● What is being asked: Using the data beneath, show every line that includes the word "volume".

● Material for the task:

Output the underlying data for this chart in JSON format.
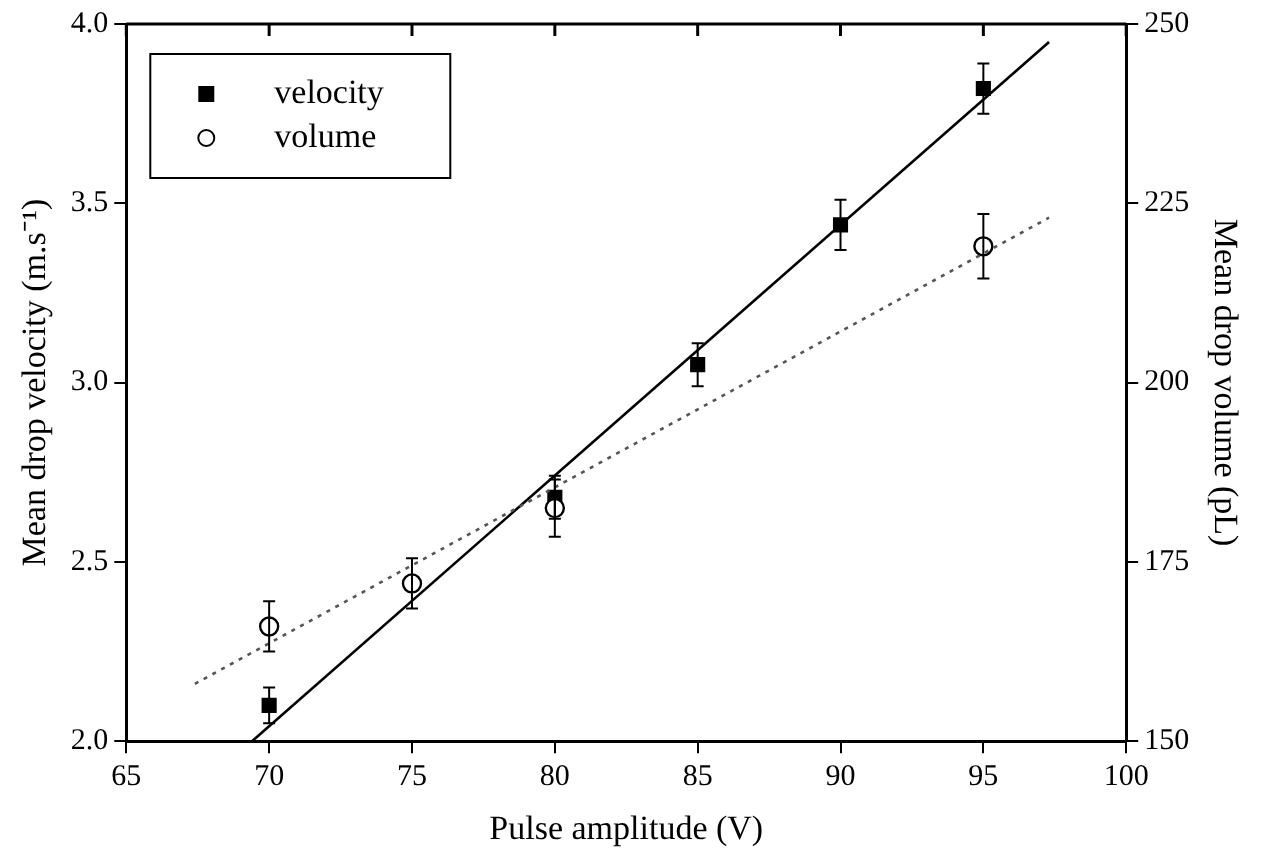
{
  "chart_data": {
    "type": "scatter",
    "xlabel": "Pulse amplitude (V)",
    "ylabel": "Mean drop velocity (m.s⁻¹)",
    "y2label": "Mean drop volume (pL)",
    "xlim": [
      65,
      100
    ],
    "xticks": [
      65,
      70,
      75,
      80,
      85,
      90,
      95,
      100
    ],
    "ylim": [
      2.0,
      4.0
    ],
    "yticks": [
      {
        "value": 2.0,
        "label": "2.0"
      },
      {
        "value": 2.5,
        "label": "2.5"
      },
      {
        "value": 3.0,
        "label": "3.0"
      },
      {
        "value": 3.5,
        "label": "3.5"
      },
      {
        "value": 4.0,
        "label": "4.0"
      }
    ],
    "y2lim": [
      150,
      250
    ],
    "y2ticks": [
      150,
      175,
      200,
      225,
      250
    ],
    "grid": false,
    "legend": "top left",
    "series": [
      {
        "name": "velocity",
        "color": "#000000",
        "marker": "square",
        "x": [
          70,
          75,
          80,
          85,
          90,
          95
        ],
        "values": [
          2.1,
          null,
          2.68,
          3.05,
          3.44,
          3.82
        ],
        "errors": [
          0.05,
          null,
          0.06,
          0.06,
          0.07,
          0.07
        ]
      },
      {
        "name": "volume",
        "color": "#000000",
        "marker": "circle",
        "axis": "y2",
        "x": [
          70,
          75,
          80,
          95
        ],
        "values": [
          166,
          172,
          182.5,
          219
        ],
        "errors": [
          3.5,
          3.5,
          4,
          4.5
        ]
      },
      {
        "type": "line",
        "color": "#000000",
        "line_style": "solid",
        "marker": "none",
        "x": [
          69.4,
          97.3
        ],
        "values": [
          2.0,
          3.95
        ]
      },
      {
        "type": "line",
        "color": "#555555",
        "line_style": "dotted",
        "marker": "none",
        "axis": "y2",
        "x": [
          67.4,
          97.3
        ],
        "values": [
          158,
          223
        ]
      }
    ]
  }
}
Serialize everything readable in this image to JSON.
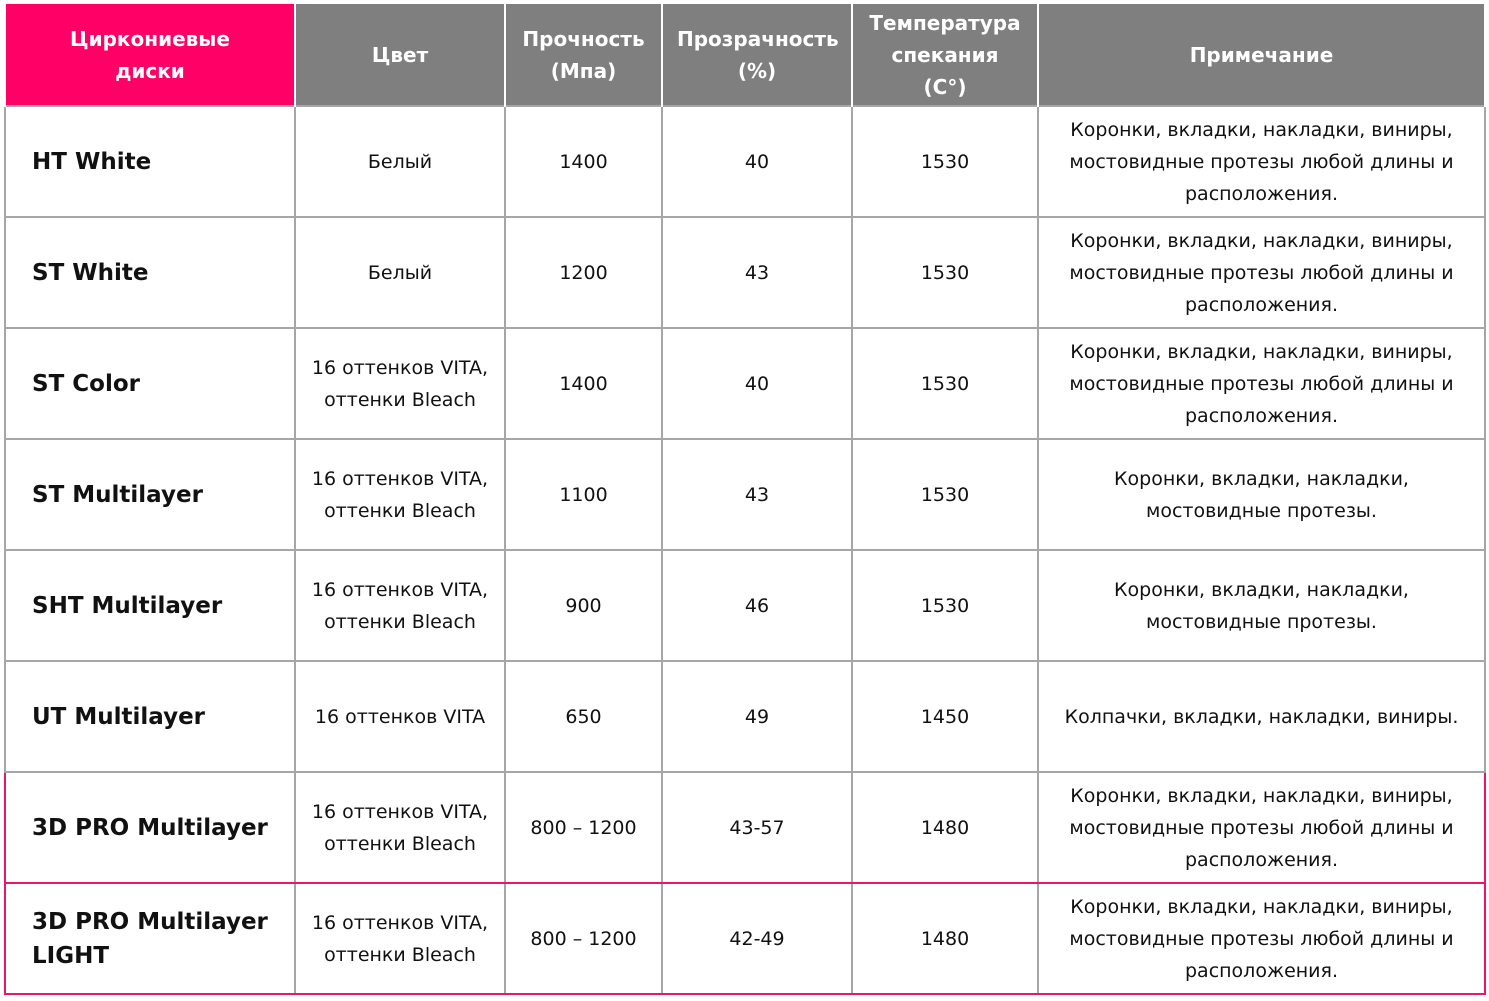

● Exercise output:
    "y2label": "Mean drop volume (pL)",
        "name": "volume",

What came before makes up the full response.